*Directions:* Find all the lines with "color" and gather them.

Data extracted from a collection
▬▬▬
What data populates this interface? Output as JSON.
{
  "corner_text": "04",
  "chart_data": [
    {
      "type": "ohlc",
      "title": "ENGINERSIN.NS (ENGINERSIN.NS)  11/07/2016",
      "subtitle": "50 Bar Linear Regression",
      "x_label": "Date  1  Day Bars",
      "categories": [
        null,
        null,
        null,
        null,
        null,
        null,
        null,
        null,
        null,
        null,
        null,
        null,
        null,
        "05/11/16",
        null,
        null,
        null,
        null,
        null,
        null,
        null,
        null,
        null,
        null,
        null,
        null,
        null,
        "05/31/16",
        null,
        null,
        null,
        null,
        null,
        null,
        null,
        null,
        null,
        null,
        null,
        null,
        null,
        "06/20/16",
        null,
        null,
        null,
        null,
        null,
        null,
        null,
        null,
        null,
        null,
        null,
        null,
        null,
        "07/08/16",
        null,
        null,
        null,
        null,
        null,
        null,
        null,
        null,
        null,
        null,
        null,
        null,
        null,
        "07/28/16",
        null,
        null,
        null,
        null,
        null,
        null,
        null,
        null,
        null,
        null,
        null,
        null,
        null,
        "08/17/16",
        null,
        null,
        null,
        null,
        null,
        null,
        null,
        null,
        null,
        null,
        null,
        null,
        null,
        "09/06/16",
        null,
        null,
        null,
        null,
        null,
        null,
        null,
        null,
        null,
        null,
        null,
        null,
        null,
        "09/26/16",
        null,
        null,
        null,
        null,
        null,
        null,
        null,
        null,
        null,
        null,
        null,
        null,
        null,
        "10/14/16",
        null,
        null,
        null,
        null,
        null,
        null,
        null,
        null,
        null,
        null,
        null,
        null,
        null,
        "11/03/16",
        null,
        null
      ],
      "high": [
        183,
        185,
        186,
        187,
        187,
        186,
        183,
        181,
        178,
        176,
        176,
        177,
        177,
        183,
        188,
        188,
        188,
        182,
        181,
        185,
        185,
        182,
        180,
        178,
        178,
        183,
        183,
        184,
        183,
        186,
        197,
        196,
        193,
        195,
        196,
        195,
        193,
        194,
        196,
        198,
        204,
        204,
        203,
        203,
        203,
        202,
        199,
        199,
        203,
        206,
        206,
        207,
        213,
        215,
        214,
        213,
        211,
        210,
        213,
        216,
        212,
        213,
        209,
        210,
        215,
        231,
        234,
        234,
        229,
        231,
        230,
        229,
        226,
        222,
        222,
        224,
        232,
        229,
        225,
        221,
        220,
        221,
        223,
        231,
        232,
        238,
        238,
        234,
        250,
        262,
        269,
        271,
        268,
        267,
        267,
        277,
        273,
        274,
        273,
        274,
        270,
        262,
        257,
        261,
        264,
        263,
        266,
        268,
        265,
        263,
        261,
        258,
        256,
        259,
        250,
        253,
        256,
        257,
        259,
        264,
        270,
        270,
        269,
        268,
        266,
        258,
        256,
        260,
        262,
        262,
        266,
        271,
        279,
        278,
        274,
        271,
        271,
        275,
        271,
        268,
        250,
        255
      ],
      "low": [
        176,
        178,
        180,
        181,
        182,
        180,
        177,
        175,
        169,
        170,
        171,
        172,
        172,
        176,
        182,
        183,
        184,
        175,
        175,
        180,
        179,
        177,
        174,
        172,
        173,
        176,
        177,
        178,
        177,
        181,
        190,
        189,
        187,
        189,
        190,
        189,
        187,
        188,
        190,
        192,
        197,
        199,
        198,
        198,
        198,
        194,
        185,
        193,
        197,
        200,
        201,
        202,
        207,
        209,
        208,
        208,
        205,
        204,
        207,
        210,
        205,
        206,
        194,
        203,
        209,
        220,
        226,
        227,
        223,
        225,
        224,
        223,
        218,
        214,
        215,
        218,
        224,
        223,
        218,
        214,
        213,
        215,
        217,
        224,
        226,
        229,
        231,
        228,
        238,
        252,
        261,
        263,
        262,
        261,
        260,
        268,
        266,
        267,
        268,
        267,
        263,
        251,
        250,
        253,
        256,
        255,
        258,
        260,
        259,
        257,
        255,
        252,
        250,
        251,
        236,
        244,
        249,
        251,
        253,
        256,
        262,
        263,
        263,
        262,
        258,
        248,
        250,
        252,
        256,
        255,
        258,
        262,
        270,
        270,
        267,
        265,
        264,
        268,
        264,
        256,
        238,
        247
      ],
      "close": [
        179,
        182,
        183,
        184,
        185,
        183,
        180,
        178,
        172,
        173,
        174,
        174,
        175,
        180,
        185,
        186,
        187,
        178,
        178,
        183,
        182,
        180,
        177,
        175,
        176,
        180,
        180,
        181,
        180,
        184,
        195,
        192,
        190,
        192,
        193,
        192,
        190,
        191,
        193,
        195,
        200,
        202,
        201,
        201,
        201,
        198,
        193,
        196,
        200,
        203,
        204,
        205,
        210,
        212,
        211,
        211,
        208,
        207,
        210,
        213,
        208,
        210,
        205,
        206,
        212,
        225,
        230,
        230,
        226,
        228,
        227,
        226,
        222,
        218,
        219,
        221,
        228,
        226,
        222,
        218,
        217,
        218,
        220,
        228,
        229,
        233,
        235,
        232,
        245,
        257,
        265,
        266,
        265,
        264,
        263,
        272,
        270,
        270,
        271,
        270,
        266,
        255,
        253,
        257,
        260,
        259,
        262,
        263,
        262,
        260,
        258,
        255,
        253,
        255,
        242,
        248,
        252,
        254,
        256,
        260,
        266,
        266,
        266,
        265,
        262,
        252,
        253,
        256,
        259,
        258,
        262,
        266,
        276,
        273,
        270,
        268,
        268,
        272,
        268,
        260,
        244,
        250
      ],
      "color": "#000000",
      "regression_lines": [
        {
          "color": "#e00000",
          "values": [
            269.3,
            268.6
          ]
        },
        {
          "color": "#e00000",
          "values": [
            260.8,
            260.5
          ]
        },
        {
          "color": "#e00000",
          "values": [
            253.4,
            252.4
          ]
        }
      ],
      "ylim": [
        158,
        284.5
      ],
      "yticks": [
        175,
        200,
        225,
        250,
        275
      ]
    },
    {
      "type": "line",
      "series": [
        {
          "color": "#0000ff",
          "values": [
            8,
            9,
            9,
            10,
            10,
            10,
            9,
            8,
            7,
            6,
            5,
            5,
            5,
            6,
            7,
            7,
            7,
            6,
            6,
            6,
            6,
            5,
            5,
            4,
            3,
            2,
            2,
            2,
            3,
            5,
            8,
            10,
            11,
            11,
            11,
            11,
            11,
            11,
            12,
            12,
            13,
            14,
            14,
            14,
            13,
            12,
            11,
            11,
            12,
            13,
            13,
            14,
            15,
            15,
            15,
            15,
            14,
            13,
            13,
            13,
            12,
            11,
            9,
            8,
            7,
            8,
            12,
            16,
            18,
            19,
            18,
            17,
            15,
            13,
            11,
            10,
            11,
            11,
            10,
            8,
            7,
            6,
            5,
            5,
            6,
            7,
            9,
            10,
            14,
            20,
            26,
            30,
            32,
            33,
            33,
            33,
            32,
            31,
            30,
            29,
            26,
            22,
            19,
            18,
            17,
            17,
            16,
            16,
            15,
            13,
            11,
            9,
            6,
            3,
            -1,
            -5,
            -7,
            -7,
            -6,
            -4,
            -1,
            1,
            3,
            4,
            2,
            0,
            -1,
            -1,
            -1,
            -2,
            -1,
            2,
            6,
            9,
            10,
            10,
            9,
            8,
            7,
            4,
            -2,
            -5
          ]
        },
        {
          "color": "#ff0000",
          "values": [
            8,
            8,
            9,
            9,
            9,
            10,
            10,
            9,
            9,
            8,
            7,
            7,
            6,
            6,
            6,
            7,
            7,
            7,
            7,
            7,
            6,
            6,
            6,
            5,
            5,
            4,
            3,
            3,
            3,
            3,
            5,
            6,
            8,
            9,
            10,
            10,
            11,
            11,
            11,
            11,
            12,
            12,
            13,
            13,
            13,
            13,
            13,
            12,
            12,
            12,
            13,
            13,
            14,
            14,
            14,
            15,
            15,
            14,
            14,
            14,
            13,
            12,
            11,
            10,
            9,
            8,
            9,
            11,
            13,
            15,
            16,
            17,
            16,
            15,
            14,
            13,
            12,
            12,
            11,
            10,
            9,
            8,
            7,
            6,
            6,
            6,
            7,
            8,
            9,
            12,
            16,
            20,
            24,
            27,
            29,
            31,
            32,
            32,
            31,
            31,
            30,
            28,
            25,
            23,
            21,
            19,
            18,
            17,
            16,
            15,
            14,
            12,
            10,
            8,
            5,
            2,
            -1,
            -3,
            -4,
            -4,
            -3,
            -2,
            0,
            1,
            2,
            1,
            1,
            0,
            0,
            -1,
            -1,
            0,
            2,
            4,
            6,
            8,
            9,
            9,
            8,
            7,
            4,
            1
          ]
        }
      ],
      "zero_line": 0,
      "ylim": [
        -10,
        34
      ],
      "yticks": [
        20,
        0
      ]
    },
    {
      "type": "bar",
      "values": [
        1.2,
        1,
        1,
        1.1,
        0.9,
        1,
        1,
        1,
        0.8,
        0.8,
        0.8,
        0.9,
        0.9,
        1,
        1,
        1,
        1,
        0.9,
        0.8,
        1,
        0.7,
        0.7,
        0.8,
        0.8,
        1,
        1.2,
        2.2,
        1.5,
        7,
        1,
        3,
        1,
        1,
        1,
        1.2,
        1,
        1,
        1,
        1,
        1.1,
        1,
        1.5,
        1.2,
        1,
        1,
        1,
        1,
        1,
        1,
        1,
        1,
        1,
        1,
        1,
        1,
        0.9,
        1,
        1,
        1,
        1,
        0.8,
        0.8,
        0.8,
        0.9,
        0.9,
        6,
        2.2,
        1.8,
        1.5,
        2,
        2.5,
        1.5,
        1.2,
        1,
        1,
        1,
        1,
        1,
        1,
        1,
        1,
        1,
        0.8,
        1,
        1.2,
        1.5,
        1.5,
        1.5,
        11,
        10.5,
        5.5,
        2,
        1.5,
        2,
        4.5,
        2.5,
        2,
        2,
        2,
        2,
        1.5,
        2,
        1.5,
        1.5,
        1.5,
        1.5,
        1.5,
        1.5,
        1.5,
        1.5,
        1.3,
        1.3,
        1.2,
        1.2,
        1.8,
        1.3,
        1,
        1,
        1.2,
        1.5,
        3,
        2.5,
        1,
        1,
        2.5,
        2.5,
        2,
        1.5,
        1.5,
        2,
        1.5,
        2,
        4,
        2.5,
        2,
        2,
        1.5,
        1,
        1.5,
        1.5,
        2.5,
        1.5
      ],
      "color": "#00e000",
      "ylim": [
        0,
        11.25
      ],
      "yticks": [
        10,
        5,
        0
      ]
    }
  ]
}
▬▬▬
*Solution to this task:*
      "color": "#000000",
          "color": "#e00000",
          "color": "#e00000",
          "color": "#e00000",
          "color": "#0000ff",
          "color": "#ff0000",
      "color": "#00e000",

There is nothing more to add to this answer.